> _Aim_:
Copy every line of the data below word for word, changing nothing.
Input material start
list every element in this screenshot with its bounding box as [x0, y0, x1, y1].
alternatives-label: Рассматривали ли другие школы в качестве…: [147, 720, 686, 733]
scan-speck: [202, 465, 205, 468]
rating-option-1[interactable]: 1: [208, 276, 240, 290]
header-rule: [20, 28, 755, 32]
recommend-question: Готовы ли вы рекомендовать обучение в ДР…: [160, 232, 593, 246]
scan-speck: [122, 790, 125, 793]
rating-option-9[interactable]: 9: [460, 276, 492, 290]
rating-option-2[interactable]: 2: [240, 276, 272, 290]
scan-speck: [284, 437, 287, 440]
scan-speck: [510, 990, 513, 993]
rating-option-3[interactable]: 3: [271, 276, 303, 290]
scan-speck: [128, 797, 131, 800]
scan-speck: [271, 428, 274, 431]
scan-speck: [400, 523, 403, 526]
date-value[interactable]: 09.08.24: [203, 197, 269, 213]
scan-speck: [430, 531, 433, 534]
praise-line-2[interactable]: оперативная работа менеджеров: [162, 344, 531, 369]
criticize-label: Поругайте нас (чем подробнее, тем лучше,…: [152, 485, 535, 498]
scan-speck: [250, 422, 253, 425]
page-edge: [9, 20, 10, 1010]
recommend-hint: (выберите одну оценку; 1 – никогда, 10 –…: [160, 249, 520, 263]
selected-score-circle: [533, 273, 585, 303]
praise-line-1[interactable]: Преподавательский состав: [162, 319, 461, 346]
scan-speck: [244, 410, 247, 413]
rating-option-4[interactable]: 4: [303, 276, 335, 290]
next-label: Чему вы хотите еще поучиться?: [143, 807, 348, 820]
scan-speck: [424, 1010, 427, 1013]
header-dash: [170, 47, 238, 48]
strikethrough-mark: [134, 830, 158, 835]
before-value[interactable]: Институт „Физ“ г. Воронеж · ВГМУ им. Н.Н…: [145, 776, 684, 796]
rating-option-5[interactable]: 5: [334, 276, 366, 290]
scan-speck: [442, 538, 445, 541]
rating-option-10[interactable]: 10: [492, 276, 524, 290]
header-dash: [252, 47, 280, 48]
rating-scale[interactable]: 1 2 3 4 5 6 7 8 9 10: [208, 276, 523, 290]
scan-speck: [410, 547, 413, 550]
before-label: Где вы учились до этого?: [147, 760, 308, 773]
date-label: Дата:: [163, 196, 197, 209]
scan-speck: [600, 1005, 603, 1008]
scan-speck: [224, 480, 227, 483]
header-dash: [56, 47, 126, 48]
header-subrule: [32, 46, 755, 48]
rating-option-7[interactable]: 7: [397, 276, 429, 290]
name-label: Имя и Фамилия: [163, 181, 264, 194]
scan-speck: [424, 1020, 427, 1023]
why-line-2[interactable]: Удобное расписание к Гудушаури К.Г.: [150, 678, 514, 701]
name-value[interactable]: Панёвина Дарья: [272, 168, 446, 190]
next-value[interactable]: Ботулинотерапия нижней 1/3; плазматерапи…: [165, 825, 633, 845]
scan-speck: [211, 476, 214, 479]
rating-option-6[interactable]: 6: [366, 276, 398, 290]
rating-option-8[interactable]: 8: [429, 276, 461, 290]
Input material end
> _Complete answer_:
list every element in this screenshot with its bounding box as [x0, y0, x1, y1].
alternatives-label: Рассматривали ли другие школы в качестве…: [147, 720, 686, 733]
scan-speck: [202, 465, 205, 468]
rating-option-1[interactable]: 1: [208, 276, 240, 290]
header-rule: [20, 28, 755, 32]
recommend-question: Готовы ли вы рекомендовать обучение в ДР…: [160, 232, 593, 246]
scan-speck: [122, 790, 125, 793]
rating-option-9[interactable]: 9: [460, 276, 492, 290]
rating-option-2[interactable]: 2: [240, 276, 272, 290]
scan-speck: [284, 437, 287, 440]
scan-speck: [510, 990, 513, 993]
rating-option-3[interactable]: 3: [271, 276, 303, 290]
scan-speck: [128, 797, 131, 800]
scan-speck: [271, 428, 274, 431]
scan-speck: [400, 523, 403, 526]
date-value[interactable]: 09.08.24: [203, 197, 269, 213]
scan-speck: [430, 531, 433, 534]
praise-line-2[interactable]: оперативная работа менеджеров: [162, 344, 531, 369]
criticize-label: Поругайте нас (чем подробнее, тем лучше,…: [152, 485, 535, 498]
scan-speck: [250, 422, 253, 425]
page-edge: [9, 20, 10, 1010]
recommend-hint: (выберите одну оценку; 1 – никогда, 10 –…: [160, 249, 520, 263]
selected-score-circle: [533, 273, 585, 303]
praise-line-1[interactable]: Преподавательский состав: [162, 319, 461, 346]
scan-speck: [244, 410, 247, 413]
rating-option-4[interactable]: 4: [303, 276, 335, 290]
next-label: Чему вы хотите еще поучиться?: [143, 807, 348, 820]
scan-speck: [424, 1010, 427, 1013]
header-dash: [170, 47, 238, 48]
strikethrough-mark: [134, 830, 158, 835]
before-value[interactable]: Институт „Физ“ г. Воронеж · ВГМУ им. Н.Н…: [145, 776, 684, 796]
rating-option-5[interactable]: 5: [334, 276, 366, 290]
scan-speck: [442, 538, 445, 541]
rating-option-10[interactable]: 10: [492, 276, 524, 290]
header-dash: [252, 47, 280, 48]
rating-scale[interactable]: 1 2 3 4 5 6 7 8 9 10: [208, 276, 523, 290]
scan-speck: [410, 547, 413, 550]
before-label: Где вы учились до этого?: [147, 760, 308, 773]
date-label: Дата:: [163, 196, 197, 209]
scan-speck: [600, 1005, 603, 1008]
scan-speck: [224, 480, 227, 483]
header-dash: [56, 47, 126, 48]
header-subrule: [32, 46, 755, 48]
rating-option-7[interactable]: 7: [397, 276, 429, 290]
name-label: Имя и Фамилия: [163, 181, 264, 194]
scan-speck: [424, 1020, 427, 1023]
why-line-2[interactable]: Удобное расписание к Гудушаури К.Г.: [150, 678, 514, 701]
name-value[interactable]: Панёвина Дарья: [272, 168, 446, 190]
next-value[interactable]: Ботулинотерапия нижней 1/3; плазматерапи…: [165, 825, 633, 845]
scan-speck: [211, 476, 214, 479]
rating-option-6[interactable]: 6: [366, 276, 398, 290]
rating-option-8[interactable]: 8: [429, 276, 461, 290]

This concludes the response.